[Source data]
━━━━━━
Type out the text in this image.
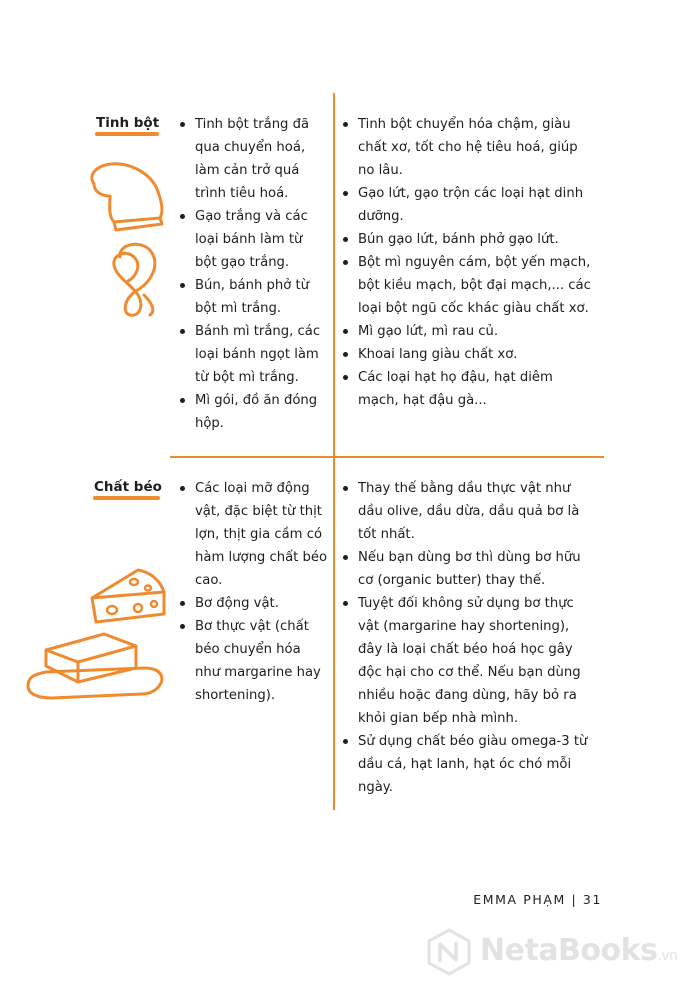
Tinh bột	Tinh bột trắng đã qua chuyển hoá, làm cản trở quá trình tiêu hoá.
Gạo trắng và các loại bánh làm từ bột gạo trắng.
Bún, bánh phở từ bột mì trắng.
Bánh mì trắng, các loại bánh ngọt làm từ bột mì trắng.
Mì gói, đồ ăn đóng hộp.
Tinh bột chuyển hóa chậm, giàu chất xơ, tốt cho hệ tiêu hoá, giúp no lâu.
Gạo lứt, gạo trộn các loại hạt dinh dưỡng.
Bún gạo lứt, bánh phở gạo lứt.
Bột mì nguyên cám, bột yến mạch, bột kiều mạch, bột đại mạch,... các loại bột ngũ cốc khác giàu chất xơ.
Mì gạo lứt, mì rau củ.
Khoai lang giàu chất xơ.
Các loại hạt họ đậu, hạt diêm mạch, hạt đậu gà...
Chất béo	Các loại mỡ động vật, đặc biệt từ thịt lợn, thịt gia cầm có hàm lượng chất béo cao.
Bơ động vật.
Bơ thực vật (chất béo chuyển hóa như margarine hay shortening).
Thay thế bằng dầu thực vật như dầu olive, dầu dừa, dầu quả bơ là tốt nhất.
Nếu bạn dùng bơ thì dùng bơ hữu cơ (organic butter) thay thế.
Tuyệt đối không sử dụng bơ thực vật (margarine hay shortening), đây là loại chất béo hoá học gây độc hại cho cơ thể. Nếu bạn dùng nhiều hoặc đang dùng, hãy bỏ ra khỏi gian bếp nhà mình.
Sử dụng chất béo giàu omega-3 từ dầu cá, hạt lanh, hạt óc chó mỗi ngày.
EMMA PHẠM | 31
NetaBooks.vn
━━━━━━
Using the data above, write out every line exactly, leaving the images behind.

Type out the text in this image.
Tinh bột	Tinh bột trắng đã qua chuyển hoá, làm cản trở quá trình tiêu hoá.
Gạo trắng và các loại bánh làm từ bột gạo trắng.
Bún, bánh phở từ bột mì trắng.
Bánh mì trắng, các loại bánh ngọt làm từ bột mì trắng.
Mì gói, đồ ăn đóng hộp.
Tinh bột chuyển hóa chậm, giàu chất xơ, tốt cho hệ tiêu hoá, giúp no lâu.
Gạo lứt, gạo trộn các loại hạt dinh dưỡng.
Bún gạo lứt, bánh phở gạo lứt.
Bột mì nguyên cám, bột yến mạch, bột kiều mạch, bột đại mạch,... các loại bột ngũ cốc khác giàu chất xơ.
Mì gạo lứt, mì rau củ.
Khoai lang giàu chất xơ.
Các loại hạt họ đậu, hạt diêm mạch, hạt đậu gà...
Chất béo	Các loại mỡ động vật, đặc biệt từ thịt lợn, thịt gia cầm có hàm lượng chất béo cao.
Bơ động vật.
Bơ thực vật (chất béo chuyển hóa như margarine hay shortening).
Thay thế bằng dầu thực vật như dầu olive, dầu dừa, dầu quả bơ là tốt nhất.
Nếu bạn dùng bơ thì dùng bơ hữu cơ (organic butter) thay thế.
Tuyệt đối không sử dụng bơ thực vật (margarine hay shortening), đây là loại chất béo hoá học gây độc hại cho cơ thể. Nếu bạn dùng nhiều hoặc đang dùng, hãy bỏ ra khỏi gian bếp nhà mình.
Sử dụng chất béo giàu omega-3 từ dầu cá, hạt lanh, hạt óc chó mỗi ngày.
EMMA PHẠM | 31
NetaBooks.vn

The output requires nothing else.